▶ [UIT TE VOEREN TAKEN]:
a. Beantwoord aan de hand van de paginatekst de volgende vragen:
(i) In overeenstemming met welke regeling kan men kiezen welke cookies men toestaat?
(ii) Welk Psalmvers wordt boven de overdenking aangehaald?
(iii) Over de drempel van welk jaar treden volgens de paginatekst velen met de vraag „Wat zal het ook nu zijn”?
b. Neem uit de records letterlijk de regels over, te beginnen bij het begin van de records en eindigend met de regel die "subtitle-part3: shows how" bevat, beide inbegrepen.

----- PAGINATEKST -----

Digibron cookies

Voor optimale prestaties van de website gebruiken wij cookies. Overeenstemmig met de EU GDPR kunt u kiezen welke cookies u wilt toestaan.

Noodzakelijke en wettelijk toegestane cookies

Noodzakelijke en wettelijk toegestane cookies zijn verplicht om de basisfunctionaliteit van Digibron te kunnen gebruiken.

Optionele cookies

Onderstaande cookies zijn optioneel, maar verbeteren uw ervaring van Digibron.

Bekijk het origineel

De Schuilplaats

Bekijk het origineel

+ Meer informatie

De Schuilplaats

9 minuten leestijd Arcering uitzetten

„Bij U schuil ik.” Psalm 143 : 9b.

„Wat zal het ook nu zijn”? Met die vraag treden velen over den drempel van het jaar 1917, dat met woeste alarmslagen zijn intrede doet. Wat zal het zijn: oorlog òf vrede, welvaart òf hongersnood, met bloed gedrenkte akkers òf golvende halmen en zware aren? Wat zal het zijn? Geruïneerde gezinnen, weenende moeders, klagende weduwen, eenzame weezen? Wat droevig wereldbeeld! Wat donkere horizon! Wat dreunende onweerslagen!
Wat het zal zijn? En 't antwoord luidt: Ik weet het niet. Maar al zouden wij een antwoord op al die bange vragen kunnen geven, zouden wij dan ook maar één schrede gevorderd zijn? Neen, ik weet iets anders, iets beters dan een antwoord op zooveel vragen van pijnlijke onzekerheid. Ik weet het antwoord bij al de levensstormen die kunnen losbreken, bij al de levens- en stervensvragen die kunnen benauwen, bij al de verwarring en verwanhooping die in 't onzeker verschiet dreigt — het antwoord dat ons voorgezongen is door één van Israelszonen:

God is een toevlucht voor de Zijnen,
Hun sterkt' als zij door droefheid kwijnen;
Zij worden steeds Zijn hulp gewaar
In zielsbenauwdheid, in gevaar.

Of — wilt gij het korter gezegd — het staat in 't woord dat hierboven is afgeschreven: „bij U schuil ik”.

----- GEËXTRAHEERDE RECORDS -----

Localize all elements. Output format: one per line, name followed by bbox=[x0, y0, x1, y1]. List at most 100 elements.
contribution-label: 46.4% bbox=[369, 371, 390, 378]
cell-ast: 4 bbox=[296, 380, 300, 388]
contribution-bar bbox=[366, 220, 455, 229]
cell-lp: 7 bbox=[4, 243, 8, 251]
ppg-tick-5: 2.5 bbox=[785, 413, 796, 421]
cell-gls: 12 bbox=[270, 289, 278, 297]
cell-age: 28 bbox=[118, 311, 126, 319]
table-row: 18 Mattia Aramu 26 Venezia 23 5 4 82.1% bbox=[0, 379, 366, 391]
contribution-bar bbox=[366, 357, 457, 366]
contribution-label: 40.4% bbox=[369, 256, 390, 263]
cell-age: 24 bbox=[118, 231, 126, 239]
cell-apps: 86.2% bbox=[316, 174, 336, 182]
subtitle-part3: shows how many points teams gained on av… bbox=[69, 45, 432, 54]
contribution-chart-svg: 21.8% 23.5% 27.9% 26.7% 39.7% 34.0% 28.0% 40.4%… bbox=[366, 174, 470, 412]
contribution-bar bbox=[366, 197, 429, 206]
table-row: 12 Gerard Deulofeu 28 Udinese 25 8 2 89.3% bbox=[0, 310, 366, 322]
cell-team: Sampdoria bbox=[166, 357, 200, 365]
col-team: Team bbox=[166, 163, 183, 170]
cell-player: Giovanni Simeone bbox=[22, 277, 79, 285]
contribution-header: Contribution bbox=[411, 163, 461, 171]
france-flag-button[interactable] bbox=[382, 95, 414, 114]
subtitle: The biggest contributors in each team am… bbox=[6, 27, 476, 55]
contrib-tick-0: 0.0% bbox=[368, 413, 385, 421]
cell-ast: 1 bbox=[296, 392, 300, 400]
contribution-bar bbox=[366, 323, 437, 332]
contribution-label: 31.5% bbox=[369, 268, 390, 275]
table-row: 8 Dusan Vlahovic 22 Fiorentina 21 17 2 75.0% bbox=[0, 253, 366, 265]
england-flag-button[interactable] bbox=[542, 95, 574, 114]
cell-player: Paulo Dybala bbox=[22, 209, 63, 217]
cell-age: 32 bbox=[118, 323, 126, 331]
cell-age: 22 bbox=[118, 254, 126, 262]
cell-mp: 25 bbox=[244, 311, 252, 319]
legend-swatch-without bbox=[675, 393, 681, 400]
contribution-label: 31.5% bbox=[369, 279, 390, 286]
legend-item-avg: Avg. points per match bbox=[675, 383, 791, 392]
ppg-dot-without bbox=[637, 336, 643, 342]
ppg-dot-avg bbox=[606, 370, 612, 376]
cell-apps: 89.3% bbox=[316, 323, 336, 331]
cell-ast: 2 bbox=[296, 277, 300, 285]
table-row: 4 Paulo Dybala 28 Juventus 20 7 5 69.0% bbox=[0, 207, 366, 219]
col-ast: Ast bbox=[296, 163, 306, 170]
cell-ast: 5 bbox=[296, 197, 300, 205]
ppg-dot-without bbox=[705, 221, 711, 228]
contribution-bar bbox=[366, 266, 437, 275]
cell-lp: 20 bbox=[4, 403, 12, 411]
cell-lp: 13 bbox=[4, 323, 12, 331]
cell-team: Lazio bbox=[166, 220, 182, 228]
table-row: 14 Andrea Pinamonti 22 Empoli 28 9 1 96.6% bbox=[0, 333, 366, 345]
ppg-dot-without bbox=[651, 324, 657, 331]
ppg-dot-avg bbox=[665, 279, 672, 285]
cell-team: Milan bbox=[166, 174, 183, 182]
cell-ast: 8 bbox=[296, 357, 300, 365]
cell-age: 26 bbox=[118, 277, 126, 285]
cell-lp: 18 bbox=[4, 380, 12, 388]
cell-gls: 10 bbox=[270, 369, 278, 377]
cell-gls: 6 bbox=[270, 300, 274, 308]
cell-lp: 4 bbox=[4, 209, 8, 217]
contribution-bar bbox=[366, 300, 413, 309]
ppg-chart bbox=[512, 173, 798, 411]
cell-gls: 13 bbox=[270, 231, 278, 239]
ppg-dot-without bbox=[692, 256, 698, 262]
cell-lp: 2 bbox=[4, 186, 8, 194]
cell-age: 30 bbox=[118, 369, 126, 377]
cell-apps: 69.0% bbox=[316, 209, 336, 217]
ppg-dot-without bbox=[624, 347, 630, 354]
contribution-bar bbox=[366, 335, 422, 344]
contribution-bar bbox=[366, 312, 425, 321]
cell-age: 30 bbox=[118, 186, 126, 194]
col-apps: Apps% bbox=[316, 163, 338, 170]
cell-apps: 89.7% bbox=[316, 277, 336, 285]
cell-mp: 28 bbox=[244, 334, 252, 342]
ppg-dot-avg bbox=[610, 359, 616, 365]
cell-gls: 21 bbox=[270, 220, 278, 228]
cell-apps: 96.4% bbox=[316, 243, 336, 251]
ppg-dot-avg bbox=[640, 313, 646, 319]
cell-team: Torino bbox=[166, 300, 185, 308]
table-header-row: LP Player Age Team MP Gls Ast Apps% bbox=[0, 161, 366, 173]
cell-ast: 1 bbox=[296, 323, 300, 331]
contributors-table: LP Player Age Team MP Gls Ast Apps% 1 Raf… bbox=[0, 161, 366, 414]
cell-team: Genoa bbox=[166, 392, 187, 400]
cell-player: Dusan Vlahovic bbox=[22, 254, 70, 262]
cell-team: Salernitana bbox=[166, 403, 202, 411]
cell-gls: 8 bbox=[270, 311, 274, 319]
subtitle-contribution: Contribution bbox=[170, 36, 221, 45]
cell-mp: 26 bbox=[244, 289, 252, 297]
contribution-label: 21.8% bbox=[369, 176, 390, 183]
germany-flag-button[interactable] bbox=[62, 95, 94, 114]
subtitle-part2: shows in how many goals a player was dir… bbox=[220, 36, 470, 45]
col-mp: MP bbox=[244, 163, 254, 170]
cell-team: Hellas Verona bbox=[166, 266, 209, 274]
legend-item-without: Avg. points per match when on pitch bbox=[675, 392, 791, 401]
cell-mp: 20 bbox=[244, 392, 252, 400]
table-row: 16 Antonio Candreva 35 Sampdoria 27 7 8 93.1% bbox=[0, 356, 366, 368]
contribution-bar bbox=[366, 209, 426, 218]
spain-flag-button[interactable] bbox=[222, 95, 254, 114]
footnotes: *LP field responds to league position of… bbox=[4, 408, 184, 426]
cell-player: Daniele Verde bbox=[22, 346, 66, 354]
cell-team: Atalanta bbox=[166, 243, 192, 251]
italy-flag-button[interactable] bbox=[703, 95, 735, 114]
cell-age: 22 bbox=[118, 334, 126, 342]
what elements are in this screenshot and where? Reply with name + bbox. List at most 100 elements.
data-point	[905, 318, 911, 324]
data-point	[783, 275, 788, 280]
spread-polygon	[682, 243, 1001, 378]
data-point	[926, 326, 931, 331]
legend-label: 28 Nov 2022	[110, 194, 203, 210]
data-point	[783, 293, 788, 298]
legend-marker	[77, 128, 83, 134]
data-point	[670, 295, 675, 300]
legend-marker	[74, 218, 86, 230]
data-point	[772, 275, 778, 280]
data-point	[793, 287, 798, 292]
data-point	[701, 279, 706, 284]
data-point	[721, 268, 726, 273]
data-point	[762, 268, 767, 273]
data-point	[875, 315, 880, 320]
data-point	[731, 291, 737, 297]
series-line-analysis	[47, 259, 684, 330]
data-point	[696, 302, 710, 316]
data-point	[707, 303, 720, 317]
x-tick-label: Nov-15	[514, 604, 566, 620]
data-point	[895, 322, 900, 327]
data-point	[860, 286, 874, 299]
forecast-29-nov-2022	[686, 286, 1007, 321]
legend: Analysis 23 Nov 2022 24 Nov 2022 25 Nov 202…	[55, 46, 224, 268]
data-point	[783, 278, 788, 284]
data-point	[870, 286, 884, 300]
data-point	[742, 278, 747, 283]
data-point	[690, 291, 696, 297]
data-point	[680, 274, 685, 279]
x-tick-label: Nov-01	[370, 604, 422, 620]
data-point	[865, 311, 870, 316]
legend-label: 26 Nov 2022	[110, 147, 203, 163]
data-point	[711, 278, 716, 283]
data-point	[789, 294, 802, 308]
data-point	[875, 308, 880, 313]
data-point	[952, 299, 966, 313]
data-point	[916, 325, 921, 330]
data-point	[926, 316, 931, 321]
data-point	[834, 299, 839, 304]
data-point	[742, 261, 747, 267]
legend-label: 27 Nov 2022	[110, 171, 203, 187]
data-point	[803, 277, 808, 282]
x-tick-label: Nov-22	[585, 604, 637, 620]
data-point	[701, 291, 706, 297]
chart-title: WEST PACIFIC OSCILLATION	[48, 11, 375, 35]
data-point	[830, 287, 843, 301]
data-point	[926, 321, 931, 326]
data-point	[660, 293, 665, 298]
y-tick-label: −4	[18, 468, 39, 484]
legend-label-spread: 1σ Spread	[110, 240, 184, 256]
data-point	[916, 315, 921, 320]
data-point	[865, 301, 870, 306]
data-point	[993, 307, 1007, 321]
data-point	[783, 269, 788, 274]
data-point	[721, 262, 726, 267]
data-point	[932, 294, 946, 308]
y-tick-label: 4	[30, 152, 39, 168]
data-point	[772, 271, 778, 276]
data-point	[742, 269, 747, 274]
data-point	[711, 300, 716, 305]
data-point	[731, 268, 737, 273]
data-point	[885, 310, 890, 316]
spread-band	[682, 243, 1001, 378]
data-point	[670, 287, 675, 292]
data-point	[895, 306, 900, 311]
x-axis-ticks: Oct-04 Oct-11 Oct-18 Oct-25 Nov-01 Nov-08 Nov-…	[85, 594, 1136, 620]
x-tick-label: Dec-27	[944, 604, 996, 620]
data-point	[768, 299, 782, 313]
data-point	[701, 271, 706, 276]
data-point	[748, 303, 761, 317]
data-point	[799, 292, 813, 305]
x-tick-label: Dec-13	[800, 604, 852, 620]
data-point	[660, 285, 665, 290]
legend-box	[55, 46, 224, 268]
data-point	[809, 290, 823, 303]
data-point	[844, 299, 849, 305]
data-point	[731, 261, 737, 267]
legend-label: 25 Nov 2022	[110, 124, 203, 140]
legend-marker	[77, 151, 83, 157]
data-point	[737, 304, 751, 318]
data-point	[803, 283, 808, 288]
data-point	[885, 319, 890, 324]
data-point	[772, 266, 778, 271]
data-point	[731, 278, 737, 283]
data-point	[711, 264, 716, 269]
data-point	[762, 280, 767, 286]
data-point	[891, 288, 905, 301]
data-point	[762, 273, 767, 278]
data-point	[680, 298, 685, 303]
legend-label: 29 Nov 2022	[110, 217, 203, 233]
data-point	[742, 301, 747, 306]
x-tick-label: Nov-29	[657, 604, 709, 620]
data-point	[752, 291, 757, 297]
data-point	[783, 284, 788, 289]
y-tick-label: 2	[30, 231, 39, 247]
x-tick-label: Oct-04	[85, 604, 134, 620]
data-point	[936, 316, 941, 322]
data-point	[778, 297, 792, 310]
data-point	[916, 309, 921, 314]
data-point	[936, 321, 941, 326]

-----

▶ [DE ANTWOORDEN]:
a.
(i) De EU GDPR.
(ii) Psalm 143 : 9b.
(iii) 1917.

b.
Localize all elements. Output format: one per line, name followed by bbox=[x0, y0, x1, y1]. List at most 100 elements.
contribution-label: 46.4% bbox=[369, 371, 390, 378]
cell-ast: 4 bbox=[296, 380, 300, 388]
contribution-bar bbox=[366, 220, 455, 229]
cell-lp: 7 bbox=[4, 243, 8, 251]
ppg-tick-5: 2.5 bbox=[785, 413, 796, 421]
cell-gls: 12 bbox=[270, 289, 278, 297]
cell-age: 28 bbox=[118, 311, 126, 319]
table-row: 18 Mattia Aramu 26 Venezia 23 5 4 82.1% bbox=[0, 379, 366, 391]
contribution-bar bbox=[366, 357, 457, 366]
contribution-label: 40.4% bbox=[369, 256, 390, 263]
cell-age: 24 bbox=[118, 231, 126, 239]
cell-apps: 86.2% bbox=[316, 174, 336, 182]
subtitle-part3: shows how many points teams gained on av… bbox=[69, 45, 432, 54]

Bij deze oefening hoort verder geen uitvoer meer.